**Exercise**:
Repeat all the material exactly; pictures stay out of your copy.
----- Records supplied
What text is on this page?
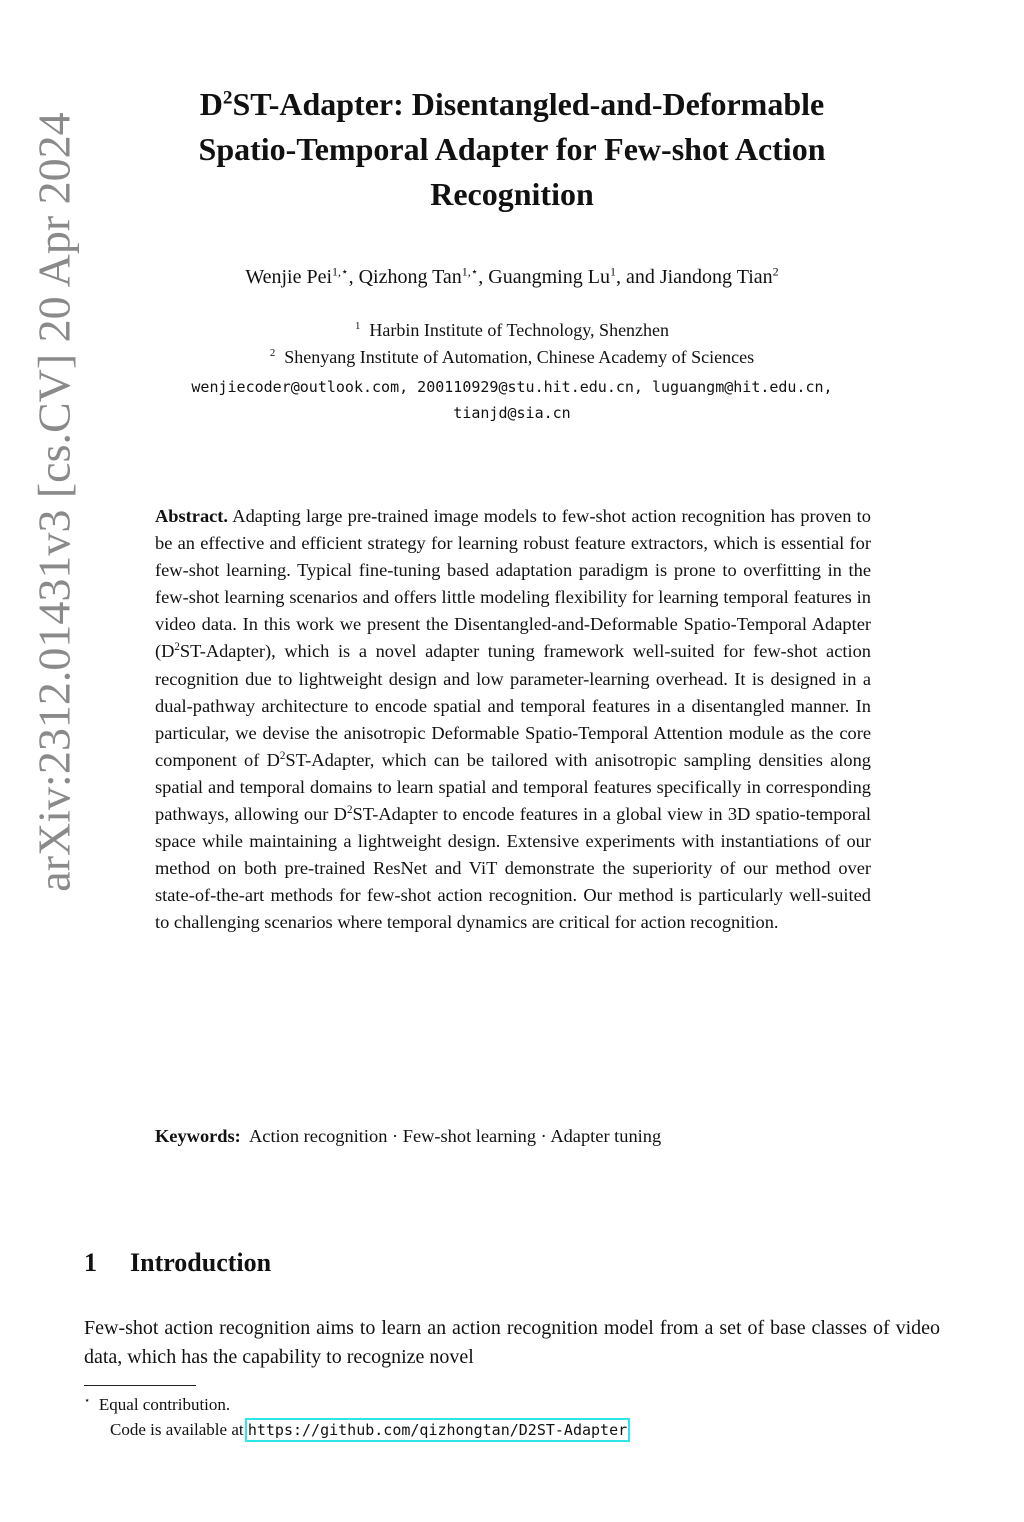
arXiv:2312.01431v3 [cs.CV] 20 Apr 2024
$D^2ST$-Adapter: Disentangled-and-Deformable
Spatio-Temporal Adapter for Few-shot Action
Recognition
Wenjie Pei$^{1,⋆}$, Qizhong Tan$^{1,⋆}$, Guangming Lu$^1$, and Jiandong Tian$^2$
$^1$ Harbin Institute of Technology, Shenzhen
$^2$ Shenyang Institute of Automation, Chinese Academy of Sciences
wenjiecoder@outlook.com, 200110929@stu.hit.edu.cn, luguangm@hit.edu.cn,
tianjd@sia.cn
Abstract. Adapting large pre-trained image models to few-shot action recognition has proven to be an effective and efficient strategy for learning robust feature extractors, which is essential for few-shot learning. Typical fine-tuning based adaptation paradigm is prone to overfitting in the few-shot learning scenarios and offers little modeling flexibility for learning temporal features in video data. In this work we present the Disentangled-and-Deformable Spatio-Temporal Adapter $(D^2ST-Adapter)$, which is a novel adapter tuning framework well-suited for few-shot action recognition due to lightweight design and low parameter-learning overhead. It is designed in a dual-pathway architecture to encode spatial and temporal features in a disentangled manner. In particular, we devise the anisotropic Deformable Spatio-Temporal Attention module as the core component of $D^2ST$-Adapter, which can be tailored with anisotropic sampling densities along spatial and temporal domains to learn spatial and temporal features specifically in corresponding pathways, allowing our $D^2ST$-Adapter to encode features in a global view in 3D spatio-temporal space while maintaining a lightweight design. Extensive experiments with instantiations of our method on both pre-trained ResNet and ViT demonstrate the superiority of our method over state-of-the-art methods for few-shot action recognition. Our method is particularly well-suited to challenging scenarios where temporal dynamics are critical for action recognition.
Keywords: Action recognition · Few-shot learning · Adapter tuning
1 Introduction
Few-shot action recognition aims to learn an action recognition model from a set of base classes of video data, which has the capability to recognize novel
⋆ Equal contribution.
Code is available at https://github.com/qizhongtan/D2ST-Adapter.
----------
**Answer for this exercise**:
What text is on this page?
arXiv:2312.01431v3 [cs.CV] 20 Apr 2024
$D^2ST$-Adapter: Disentangled-and-Deformable
Spatio-Temporal Adapter for Few-shot Action
Recognition
Wenjie Pei$^{1,⋆}$, Qizhong Tan$^{1,⋆}$, Guangming Lu$^1$, and Jiandong Tian$^2$
$^1$ Harbin Institute of Technology, Shenzhen
$^2$ Shenyang Institute of Automation, Chinese Academy of Sciences
wenjiecoder@outlook.com, 200110929@stu.hit.edu.cn, luguangm@hit.edu.cn,
tianjd@sia.cn
Abstract. Adapting large pre-trained image models to few-shot action recognition has proven to be an effective and efficient strategy for learning robust feature extractors, which is essential for few-shot learning. Typical fine-tuning based adaptation paradigm is prone to overfitting in the few-shot learning scenarios and offers little modeling flexibility for learning temporal features in video data. In this work we present the Disentangled-and-Deformable Spatio-Temporal Adapter $(D^2ST-Adapter)$, which is a novel adapter tuning framework well-suited for few-shot action recognition due to lightweight design and low parameter-learning overhead. It is designed in a dual-pathway architecture to encode spatial and temporal features in a disentangled manner. In particular, we devise the anisotropic Deformable Spatio-Temporal Attention module as the core component of $D^2ST$-Adapter, which can be tailored with anisotropic sampling densities along spatial and temporal domains to learn spatial and temporal features specifically in corresponding pathways, allowing our $D^2ST$-Adapter to encode features in a global view in 3D spatio-temporal space while maintaining a lightweight design. Extensive experiments with instantiations of our method on both pre-trained ResNet and ViT demonstrate the superiority of our method over state-of-the-art methods for few-shot action recognition. Our method is particularly well-suited to challenging scenarios where temporal dynamics are critical for action recognition.
Keywords: Action recognition · Few-shot learning · Adapter tuning
1 Introduction
Few-shot action recognition aims to learn an action recognition model from a set of base classes of video data, which has the capability to recognize novel
⋆ Equal contribution.
Code is available at https://github.com/qizhongtan/D2ST-Adapter.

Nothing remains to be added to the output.